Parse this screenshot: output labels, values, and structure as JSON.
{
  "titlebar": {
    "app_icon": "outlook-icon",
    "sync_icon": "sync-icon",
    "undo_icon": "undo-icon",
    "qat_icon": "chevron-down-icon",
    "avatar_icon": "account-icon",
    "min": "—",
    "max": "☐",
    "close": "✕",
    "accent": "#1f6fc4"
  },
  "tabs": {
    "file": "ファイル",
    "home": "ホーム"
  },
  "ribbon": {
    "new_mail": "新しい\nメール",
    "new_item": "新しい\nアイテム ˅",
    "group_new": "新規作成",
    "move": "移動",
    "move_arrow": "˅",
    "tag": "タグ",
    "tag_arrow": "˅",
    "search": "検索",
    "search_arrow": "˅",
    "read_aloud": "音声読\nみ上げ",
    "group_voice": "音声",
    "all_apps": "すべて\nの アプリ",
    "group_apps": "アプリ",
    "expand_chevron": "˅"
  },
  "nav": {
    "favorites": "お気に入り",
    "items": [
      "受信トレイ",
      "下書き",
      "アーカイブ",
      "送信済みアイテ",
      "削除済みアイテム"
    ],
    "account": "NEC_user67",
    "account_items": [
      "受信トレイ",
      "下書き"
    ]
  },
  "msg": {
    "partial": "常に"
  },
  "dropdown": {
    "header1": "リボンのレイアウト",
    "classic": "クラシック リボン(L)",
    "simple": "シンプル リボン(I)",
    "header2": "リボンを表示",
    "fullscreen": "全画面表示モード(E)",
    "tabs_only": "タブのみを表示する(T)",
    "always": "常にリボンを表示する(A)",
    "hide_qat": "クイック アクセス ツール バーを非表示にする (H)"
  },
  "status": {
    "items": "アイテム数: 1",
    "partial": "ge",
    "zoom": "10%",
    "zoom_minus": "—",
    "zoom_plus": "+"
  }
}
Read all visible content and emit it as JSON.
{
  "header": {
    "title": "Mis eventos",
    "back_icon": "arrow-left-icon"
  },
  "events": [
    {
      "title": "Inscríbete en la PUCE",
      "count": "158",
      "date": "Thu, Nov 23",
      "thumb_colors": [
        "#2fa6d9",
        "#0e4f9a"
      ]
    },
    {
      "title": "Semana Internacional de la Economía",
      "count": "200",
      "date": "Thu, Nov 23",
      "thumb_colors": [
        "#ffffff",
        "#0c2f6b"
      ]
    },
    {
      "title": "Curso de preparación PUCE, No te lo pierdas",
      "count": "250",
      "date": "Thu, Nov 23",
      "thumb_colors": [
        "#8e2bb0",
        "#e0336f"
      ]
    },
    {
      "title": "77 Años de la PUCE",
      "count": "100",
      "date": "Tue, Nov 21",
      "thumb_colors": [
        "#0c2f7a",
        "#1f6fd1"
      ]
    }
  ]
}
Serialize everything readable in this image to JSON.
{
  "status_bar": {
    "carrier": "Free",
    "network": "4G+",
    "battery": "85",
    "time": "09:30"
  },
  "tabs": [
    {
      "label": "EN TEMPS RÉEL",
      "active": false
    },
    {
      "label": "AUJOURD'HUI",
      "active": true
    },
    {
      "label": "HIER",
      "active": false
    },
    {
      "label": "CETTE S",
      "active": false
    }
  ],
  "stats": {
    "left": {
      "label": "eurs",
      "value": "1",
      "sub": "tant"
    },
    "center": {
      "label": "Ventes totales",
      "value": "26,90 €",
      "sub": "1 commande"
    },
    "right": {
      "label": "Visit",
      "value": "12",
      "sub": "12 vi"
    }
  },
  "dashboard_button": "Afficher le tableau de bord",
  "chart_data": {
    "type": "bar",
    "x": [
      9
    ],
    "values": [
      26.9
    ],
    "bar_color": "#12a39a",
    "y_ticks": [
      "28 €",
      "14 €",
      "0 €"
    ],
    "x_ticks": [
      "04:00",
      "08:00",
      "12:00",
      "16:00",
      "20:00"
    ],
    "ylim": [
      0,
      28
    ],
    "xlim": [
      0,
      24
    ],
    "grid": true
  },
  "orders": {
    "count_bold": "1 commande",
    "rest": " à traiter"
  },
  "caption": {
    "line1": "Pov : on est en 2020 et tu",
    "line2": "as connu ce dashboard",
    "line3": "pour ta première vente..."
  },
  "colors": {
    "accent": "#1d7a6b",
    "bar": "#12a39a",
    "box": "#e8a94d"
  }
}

Goal: Select every line of the material above holding the word "this" and copy it.

Solution to the exercise:
Parse this screenshot: output labels, values, and structure as JSON.
Serialize everything readable in this image to JSON.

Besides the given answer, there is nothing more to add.